Raw records -
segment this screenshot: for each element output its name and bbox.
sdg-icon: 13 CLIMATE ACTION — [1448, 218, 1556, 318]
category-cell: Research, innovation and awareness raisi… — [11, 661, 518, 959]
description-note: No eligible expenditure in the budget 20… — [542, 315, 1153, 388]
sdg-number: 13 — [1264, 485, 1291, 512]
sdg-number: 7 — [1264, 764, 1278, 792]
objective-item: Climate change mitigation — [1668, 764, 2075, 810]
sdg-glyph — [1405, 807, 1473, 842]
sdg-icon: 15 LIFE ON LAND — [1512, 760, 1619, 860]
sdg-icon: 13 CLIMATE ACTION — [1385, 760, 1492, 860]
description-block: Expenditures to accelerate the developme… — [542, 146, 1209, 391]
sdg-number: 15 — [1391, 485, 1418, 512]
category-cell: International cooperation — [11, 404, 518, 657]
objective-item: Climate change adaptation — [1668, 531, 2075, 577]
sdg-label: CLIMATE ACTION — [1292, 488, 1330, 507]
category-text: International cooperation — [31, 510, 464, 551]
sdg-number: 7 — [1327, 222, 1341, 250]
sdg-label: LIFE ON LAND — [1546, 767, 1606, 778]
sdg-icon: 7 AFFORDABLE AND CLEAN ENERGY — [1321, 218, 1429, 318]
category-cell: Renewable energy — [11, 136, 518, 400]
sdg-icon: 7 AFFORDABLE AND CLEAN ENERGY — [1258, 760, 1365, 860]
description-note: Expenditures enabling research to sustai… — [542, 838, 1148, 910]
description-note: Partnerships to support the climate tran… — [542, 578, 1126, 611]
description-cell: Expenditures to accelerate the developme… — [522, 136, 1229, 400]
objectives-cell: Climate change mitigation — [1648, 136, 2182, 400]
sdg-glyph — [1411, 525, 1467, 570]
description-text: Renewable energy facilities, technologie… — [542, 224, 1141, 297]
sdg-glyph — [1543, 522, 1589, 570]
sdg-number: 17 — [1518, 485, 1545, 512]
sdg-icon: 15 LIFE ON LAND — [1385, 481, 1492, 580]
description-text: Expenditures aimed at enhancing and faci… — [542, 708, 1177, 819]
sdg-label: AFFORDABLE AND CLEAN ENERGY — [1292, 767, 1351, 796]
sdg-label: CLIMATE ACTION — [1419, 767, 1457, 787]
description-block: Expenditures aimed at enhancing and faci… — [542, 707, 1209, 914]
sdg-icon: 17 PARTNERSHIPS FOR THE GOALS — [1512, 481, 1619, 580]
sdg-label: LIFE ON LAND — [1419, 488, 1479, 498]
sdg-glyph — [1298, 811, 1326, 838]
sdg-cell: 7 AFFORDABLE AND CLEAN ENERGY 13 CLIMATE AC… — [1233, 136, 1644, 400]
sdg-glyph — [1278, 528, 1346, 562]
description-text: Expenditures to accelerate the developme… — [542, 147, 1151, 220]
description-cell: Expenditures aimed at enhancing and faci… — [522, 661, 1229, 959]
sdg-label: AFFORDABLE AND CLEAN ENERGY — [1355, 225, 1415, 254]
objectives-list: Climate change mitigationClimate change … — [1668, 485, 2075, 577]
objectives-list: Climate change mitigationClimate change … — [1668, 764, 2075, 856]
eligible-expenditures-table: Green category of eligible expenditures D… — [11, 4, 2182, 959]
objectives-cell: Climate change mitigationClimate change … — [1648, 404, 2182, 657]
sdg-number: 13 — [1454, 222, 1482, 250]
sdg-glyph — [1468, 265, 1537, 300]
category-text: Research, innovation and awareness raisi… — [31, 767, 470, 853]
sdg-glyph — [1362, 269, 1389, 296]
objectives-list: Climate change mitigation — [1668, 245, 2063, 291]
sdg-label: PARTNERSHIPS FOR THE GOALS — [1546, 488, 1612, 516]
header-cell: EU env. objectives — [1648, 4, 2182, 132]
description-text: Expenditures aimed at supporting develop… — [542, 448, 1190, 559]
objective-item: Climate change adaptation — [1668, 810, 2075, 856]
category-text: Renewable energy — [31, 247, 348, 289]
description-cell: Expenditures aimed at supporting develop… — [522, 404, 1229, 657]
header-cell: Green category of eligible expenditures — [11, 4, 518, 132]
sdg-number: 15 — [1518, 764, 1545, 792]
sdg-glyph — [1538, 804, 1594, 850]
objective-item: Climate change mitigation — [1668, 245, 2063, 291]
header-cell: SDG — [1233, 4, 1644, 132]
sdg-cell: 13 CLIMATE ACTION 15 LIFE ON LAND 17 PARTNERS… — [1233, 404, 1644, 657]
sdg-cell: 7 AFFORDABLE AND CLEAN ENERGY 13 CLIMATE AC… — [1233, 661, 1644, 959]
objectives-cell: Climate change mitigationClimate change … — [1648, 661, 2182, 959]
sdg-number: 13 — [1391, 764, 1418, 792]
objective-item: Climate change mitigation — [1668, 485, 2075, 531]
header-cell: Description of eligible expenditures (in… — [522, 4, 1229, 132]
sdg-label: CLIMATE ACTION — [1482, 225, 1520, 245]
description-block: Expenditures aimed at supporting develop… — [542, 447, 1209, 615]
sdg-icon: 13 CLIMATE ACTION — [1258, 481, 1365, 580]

==

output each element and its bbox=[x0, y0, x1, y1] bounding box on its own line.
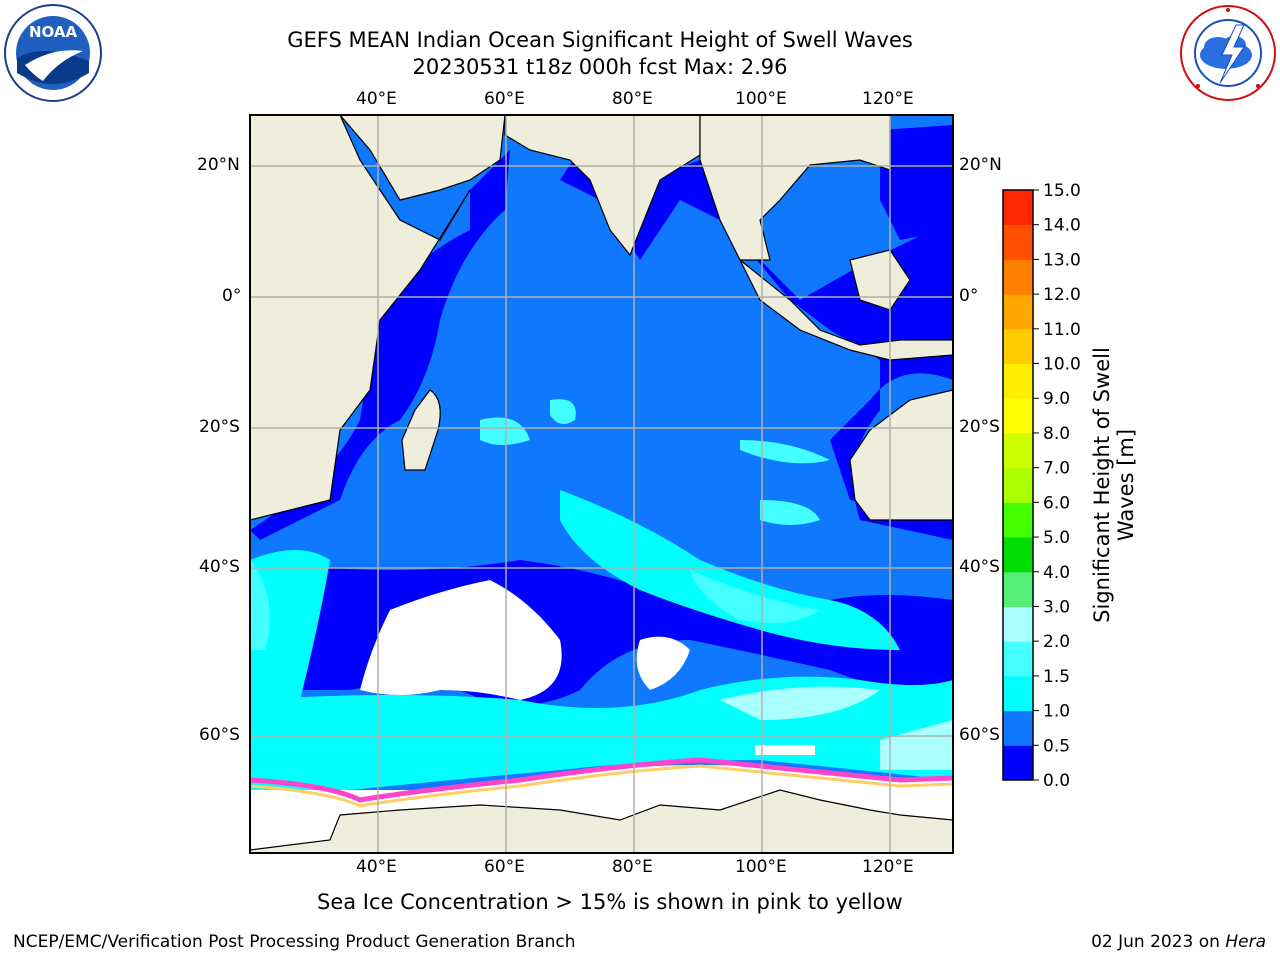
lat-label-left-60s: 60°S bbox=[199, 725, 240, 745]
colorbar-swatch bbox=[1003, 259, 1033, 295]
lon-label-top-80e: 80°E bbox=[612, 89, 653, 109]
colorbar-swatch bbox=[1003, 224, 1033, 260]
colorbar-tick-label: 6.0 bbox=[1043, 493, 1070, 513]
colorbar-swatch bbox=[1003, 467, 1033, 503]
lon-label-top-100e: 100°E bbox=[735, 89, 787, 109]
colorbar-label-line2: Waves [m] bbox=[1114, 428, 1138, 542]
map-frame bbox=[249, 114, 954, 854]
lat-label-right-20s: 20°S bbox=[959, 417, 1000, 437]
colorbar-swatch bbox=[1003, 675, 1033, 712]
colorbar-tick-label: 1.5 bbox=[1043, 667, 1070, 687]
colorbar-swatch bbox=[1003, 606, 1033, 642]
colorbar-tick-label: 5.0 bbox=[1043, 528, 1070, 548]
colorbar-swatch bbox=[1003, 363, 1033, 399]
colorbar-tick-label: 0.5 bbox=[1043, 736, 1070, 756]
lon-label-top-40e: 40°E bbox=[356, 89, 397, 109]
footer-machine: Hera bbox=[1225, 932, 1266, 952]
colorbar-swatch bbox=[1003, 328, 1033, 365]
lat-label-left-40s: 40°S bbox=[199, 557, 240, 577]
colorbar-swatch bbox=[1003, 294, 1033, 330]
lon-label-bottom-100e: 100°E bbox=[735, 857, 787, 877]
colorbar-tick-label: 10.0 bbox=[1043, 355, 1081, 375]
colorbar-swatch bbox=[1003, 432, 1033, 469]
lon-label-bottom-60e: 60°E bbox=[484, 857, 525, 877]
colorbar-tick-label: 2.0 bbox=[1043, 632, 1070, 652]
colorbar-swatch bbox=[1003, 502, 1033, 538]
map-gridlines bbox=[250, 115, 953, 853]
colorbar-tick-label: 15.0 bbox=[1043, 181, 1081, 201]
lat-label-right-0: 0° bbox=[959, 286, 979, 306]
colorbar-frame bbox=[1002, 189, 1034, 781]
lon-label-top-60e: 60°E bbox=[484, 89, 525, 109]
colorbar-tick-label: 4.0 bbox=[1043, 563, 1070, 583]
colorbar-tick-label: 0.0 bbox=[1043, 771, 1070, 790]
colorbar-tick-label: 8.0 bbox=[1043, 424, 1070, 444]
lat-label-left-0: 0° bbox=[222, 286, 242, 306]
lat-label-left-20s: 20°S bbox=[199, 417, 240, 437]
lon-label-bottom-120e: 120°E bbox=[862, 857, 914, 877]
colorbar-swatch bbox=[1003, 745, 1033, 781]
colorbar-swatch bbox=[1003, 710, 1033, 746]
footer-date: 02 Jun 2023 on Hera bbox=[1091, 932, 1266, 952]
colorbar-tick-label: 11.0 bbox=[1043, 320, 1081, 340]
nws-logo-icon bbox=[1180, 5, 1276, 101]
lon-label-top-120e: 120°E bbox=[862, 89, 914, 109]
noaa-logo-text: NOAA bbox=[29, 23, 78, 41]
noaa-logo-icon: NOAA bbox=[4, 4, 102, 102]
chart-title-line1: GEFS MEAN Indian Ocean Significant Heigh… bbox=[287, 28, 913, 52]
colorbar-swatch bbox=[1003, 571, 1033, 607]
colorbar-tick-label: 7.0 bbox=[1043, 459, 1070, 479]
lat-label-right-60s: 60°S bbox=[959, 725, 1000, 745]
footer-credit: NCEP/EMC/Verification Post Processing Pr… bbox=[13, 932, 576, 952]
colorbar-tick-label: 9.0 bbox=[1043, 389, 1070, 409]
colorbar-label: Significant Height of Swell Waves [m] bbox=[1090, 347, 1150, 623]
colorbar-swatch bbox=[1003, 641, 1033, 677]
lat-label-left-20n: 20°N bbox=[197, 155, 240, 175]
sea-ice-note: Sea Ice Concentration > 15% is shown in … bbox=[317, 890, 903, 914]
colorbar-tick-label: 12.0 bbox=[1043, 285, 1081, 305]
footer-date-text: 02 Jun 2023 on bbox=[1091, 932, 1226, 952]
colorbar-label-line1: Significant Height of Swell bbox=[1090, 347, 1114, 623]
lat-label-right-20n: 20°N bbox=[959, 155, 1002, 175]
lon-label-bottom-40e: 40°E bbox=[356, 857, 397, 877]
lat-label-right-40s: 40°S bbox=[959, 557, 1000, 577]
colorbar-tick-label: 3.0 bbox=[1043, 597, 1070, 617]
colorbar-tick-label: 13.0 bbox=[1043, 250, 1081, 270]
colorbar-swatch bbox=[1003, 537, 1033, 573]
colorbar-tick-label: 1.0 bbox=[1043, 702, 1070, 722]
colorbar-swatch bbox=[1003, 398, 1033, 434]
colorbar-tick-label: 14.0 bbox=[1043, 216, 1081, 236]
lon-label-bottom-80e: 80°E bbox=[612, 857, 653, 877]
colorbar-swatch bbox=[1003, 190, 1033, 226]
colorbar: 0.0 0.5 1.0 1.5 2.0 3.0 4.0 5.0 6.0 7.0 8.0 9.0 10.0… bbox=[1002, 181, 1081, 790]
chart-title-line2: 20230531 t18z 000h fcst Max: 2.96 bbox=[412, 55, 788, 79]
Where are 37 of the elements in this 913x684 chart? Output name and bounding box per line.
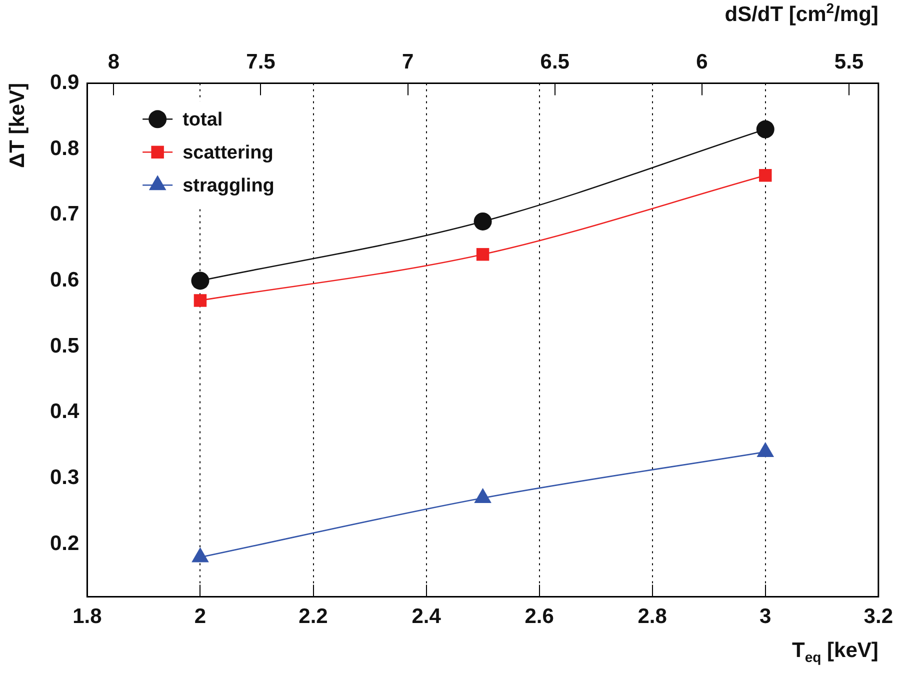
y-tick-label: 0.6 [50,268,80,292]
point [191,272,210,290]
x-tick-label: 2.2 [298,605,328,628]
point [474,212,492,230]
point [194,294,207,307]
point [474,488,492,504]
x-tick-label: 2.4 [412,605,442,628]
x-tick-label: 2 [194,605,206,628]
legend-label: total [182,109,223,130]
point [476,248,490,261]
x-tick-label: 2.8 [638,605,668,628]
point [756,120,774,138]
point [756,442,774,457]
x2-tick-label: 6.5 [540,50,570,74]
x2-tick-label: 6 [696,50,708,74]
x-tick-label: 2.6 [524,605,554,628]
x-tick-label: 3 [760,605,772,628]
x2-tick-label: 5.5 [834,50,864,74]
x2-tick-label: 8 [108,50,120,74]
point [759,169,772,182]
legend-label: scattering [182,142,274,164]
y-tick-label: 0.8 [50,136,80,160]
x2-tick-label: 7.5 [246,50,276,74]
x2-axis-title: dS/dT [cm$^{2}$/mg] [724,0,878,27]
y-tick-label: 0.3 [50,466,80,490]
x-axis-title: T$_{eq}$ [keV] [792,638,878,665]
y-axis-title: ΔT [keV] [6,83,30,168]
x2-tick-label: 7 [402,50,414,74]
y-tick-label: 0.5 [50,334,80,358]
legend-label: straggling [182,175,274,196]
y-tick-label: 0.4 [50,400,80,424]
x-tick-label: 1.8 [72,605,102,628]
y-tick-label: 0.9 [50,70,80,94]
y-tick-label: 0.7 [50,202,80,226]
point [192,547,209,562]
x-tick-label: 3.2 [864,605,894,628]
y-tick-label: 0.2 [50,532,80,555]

...

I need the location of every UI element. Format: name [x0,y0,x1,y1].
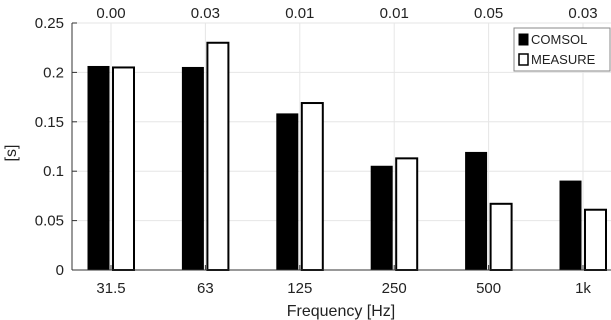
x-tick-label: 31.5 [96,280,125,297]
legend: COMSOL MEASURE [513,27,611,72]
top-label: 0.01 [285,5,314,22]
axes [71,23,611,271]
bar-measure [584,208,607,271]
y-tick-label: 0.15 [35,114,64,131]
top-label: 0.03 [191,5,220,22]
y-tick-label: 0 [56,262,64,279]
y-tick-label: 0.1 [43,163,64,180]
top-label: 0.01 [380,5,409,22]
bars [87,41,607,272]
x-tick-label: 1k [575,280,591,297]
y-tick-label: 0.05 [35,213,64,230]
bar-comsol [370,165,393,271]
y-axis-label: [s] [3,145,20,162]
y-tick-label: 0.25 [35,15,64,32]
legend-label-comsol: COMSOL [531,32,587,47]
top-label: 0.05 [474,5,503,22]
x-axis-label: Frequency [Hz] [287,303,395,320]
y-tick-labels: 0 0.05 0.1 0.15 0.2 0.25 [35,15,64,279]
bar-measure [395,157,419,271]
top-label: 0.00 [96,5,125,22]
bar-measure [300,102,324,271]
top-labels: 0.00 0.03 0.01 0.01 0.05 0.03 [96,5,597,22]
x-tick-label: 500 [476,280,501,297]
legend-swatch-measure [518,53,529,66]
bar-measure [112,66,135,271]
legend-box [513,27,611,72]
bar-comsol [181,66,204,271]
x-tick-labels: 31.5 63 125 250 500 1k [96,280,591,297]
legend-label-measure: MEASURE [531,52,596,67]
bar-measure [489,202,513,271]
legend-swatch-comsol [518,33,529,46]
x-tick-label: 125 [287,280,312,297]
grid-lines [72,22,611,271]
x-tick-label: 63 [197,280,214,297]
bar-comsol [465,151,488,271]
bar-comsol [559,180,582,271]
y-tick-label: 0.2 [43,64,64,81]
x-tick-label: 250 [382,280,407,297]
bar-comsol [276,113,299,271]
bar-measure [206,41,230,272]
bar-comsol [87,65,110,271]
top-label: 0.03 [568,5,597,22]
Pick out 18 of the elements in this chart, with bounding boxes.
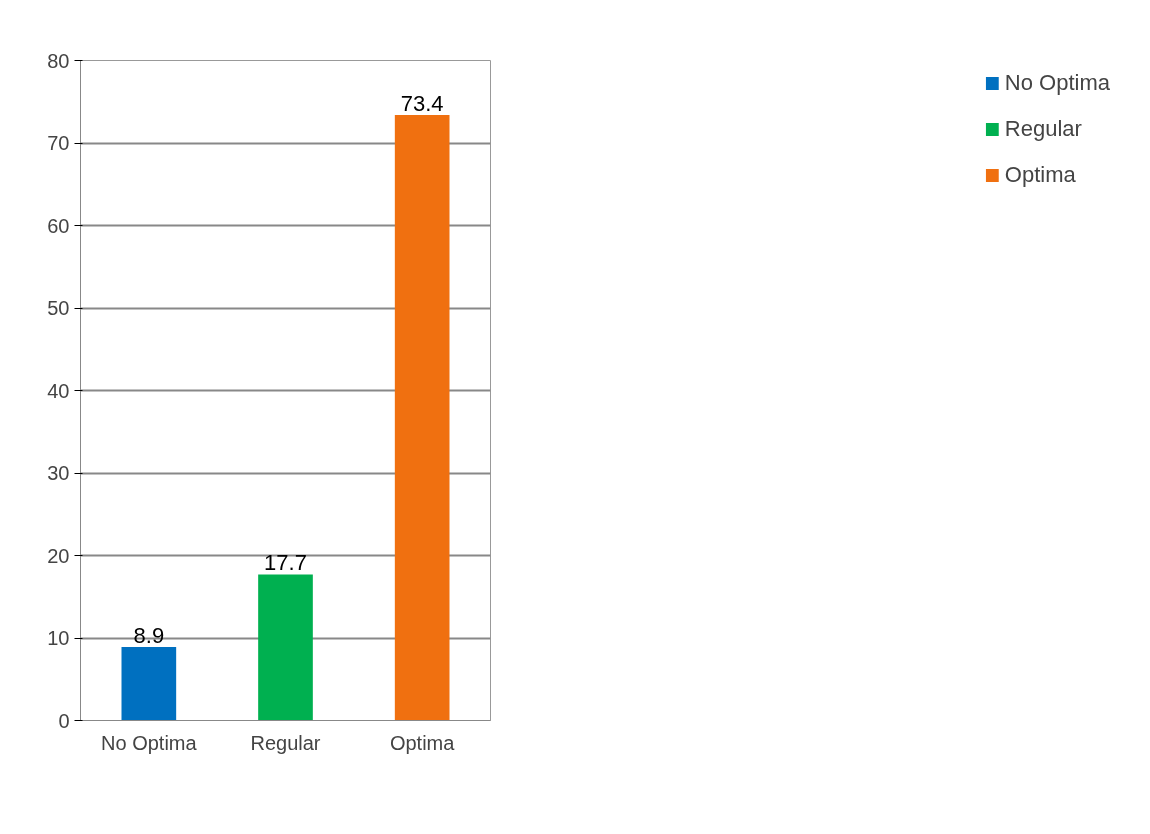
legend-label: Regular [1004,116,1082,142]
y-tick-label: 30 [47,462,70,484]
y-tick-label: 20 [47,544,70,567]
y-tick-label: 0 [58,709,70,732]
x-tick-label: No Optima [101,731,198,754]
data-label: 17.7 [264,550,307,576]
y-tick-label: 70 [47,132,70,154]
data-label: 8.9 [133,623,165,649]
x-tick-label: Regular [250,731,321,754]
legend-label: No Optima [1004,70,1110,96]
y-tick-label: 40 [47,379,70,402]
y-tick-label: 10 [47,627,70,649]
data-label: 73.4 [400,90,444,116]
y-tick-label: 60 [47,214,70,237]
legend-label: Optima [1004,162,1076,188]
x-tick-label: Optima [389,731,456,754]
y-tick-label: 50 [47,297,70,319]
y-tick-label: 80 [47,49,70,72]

Given problem - Repeat the rows from the one containing "x-tick-label: 31.5 [96,280,125,297]" through the one containing "y-tick-label: 80 [47,49,70,72]", leaving out any picture rows.

Response for this exercise -
x-tick-label: 31.5 [96,280,125,297]
legend: COMSOL MEASURE [513,27,611,72]
top-label: 0.01 [285,5,314,22]
axes [71,23,611,271]
bar-measure [584,208,607,271]
y-tick-label: 0.15 [35,114,64,131]
top-label: 0.03 [191,5,220,22]
y-tick-label: 0 [56,262,64,279]
y-tick-label: 0.1 [43,163,64,180]
top-label: 0.01 [380,5,409,22]
bars [87,41,607,272]
x-tick-label: 1k [575,280,591,297]
y-tick-label: 0.05 [35,213,64,230]
bar-comsol [370,165,393,271]
y-axis-label: [s] [3,145,20,162]
y-tick-label: 0.25 [35,15,64,32]
legend-label-comsol: COMSOL [531,32,587,47]
top-label: 0.05 [474,5,503,22]
x-axis-label: Frequency [Hz] [287,303,395,320]
y-tick-labels: 0 0.05 0.1 0.15 0.2 0.25 [35,15,64,279]
bar-measure [395,157,419,271]
top-label: 0.00 [96,5,125,22]
bar-measure [300,102,324,271]
top-labels: 0.00 0.03 0.01 0.01 0.05 0.03 [96,5,597,22]
x-tick-label: 500 [476,280,501,297]
legend-swatch-measure [518,53,529,66]
bar-measure [112,66,135,271]
legend-box [513,27,611,72]
bar-comsol [181,66,204,271]
x-tick-labels: 31.5 63 125 250 500 1k [96,280,591,297]
legend-label-measure: MEASURE [531,52,596,67]
bar-measure [489,202,513,271]
legend-swatch-comsol [518,33,529,46]
x-tick-label: 125 [287,280,312,297]
grid-lines [72,22,611,271]
x-tick-label: 63 [197,280,214,297]
bar-comsol [465,151,488,271]
bar-comsol [559,180,582,271]
y-tick-label: 0.2 [43,64,64,81]
x-tick-label: 250 [382,280,407,297]
bar-comsol [276,113,299,271]
bar-measure [206,41,230,272]
bar-comsol [87,65,110,271]
top-label: 0.03 [568,5,597,22]
Pick out 18 of the elements in this chart, with bounding boxes.
legend-label: Regular [1004,116,1082,142]
y-tick-label: 30 [47,462,70,484]
y-tick-label: 20 [47,544,70,567]
y-tick-label: 0 [58,709,70,732]
x-tick-label: No Optima [101,731,198,754]
data-label: 17.7 [264,550,307,576]
y-tick-label: 70 [47,132,70,154]
data-label: 8.9 [133,623,165,649]
x-tick-label: Regular [250,731,321,754]
legend-label: No Optima [1004,70,1110,96]
y-tick-label: 40 [47,379,70,402]
y-tick-label: 10 [47,627,70,649]
data-label: 73.4 [400,90,444,116]
y-tick-label: 60 [47,214,70,237]
legend-label: Optima [1004,162,1076,188]
x-tick-label: Optima [389,731,456,754]
y-tick-label: 50 [47,297,70,319]
y-tick-label: 80 [47,49,70,72]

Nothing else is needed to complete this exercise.